● Recorded data
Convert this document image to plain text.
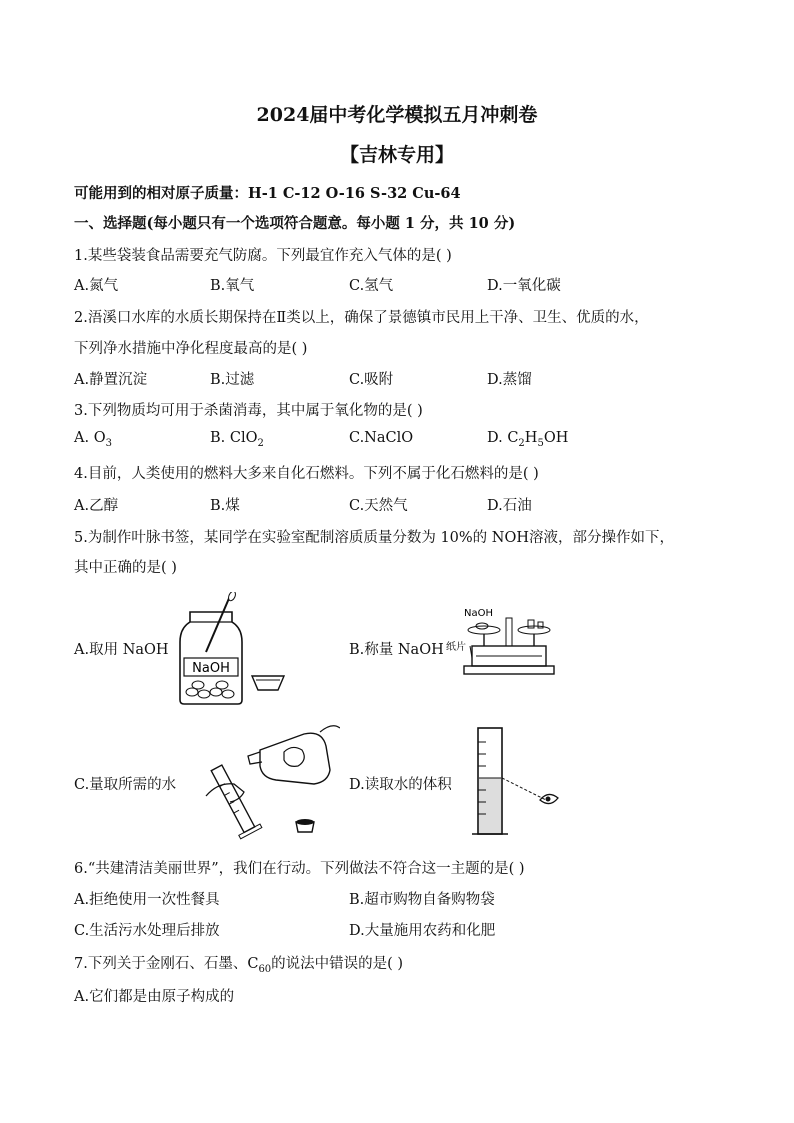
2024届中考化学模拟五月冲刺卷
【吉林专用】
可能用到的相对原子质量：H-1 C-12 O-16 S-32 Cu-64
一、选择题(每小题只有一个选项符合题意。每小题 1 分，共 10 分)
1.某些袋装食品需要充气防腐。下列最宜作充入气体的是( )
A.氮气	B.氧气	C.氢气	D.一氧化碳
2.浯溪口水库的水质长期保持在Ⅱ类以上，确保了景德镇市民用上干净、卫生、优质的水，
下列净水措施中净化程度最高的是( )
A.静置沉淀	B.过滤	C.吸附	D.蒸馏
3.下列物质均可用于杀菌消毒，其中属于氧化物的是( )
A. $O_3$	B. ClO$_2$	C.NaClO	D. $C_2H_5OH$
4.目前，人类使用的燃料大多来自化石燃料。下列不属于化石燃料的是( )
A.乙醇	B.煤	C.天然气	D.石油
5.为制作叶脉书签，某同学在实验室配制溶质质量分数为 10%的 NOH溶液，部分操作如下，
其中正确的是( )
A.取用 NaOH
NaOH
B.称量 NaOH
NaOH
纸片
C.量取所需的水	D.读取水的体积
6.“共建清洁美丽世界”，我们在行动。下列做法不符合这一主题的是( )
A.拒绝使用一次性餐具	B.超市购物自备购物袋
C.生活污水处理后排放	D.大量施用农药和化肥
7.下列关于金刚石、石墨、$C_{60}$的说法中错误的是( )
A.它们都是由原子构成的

● WRITTEN PROBLEM
Images should not appear in the copy; retype the listing above exactly.

● IN RESPONSE
Convert this document image to plain text.
2024届中考化学模拟五月冲刺卷
【吉林专用】
可能用到的相对原子质量：H-1 C-12 O-16 S-32 Cu-64
一、选择题(每小题只有一个选项符合题意。每小题 1 分，共 10 分)
1.某些袋装食品需要充气防腐。下列最宜作充入气体的是( )
A.氮气	B.氧气	C.氢气	D.一氧化碳
2.浯溪口水库的水质长期保持在Ⅱ类以上，确保了景德镇市民用上干净、卫生、优质的水，
下列净水措施中净化程度最高的是( )
A.静置沉淀	B.过滤	C.吸附	D.蒸馏
3.下列物质均可用于杀菌消毒，其中属于氧化物的是( )
A. $O_3$	B. ClO$_2$	C.NaClO	D. $C_2H_5OH$
4.目前，人类使用的燃料大多来自化石燃料。下列不属于化石燃料的是( )
A.乙醇	B.煤	C.天然气	D.石油
5.为制作叶脉书签，某同学在实验室配制溶质质量分数为 10%的 NOH溶液，部分操作如下，
其中正确的是( )
A.取用 NaOH
NaOH
B.称量 NaOH
NaOH
纸片
C.量取所需的水	D.读取水的体积
6.“共建清洁美丽世界”，我们在行动。下列做法不符合这一主题的是( )
A.拒绝使用一次性餐具	B.超市购物自备购物袋
C.生活污水处理后排放	D.大量施用农药和化肥
7.下列关于金刚石、石墨、$C_{60}$的说法中错误的是( )
A.它们都是由原子构成的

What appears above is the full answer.